-- START OF Records for this task --

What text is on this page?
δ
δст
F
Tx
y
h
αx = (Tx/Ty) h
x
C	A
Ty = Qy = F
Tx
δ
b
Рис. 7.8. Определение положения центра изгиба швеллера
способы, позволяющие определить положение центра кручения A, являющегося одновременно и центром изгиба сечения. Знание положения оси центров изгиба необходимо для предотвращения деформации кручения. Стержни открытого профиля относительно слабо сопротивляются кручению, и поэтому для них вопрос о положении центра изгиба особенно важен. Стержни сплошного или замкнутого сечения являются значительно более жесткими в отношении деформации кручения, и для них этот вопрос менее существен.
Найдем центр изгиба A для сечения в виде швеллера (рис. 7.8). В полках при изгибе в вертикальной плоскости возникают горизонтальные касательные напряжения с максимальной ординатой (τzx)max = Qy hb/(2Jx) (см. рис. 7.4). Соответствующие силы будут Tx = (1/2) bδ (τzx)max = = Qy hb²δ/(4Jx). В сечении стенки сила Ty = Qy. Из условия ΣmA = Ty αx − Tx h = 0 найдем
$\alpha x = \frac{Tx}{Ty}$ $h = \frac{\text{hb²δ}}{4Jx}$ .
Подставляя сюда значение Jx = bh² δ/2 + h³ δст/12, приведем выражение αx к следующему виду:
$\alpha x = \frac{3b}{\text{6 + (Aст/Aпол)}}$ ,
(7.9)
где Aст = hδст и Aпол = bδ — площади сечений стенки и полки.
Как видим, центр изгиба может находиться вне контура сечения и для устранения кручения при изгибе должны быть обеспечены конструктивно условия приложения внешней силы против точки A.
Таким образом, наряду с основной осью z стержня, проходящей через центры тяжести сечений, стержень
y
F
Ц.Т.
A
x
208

-- END OF Records for this task --

**Given exercise**
Count the lines in which the string "text" appears, then report only that figure.

**Written solution**
3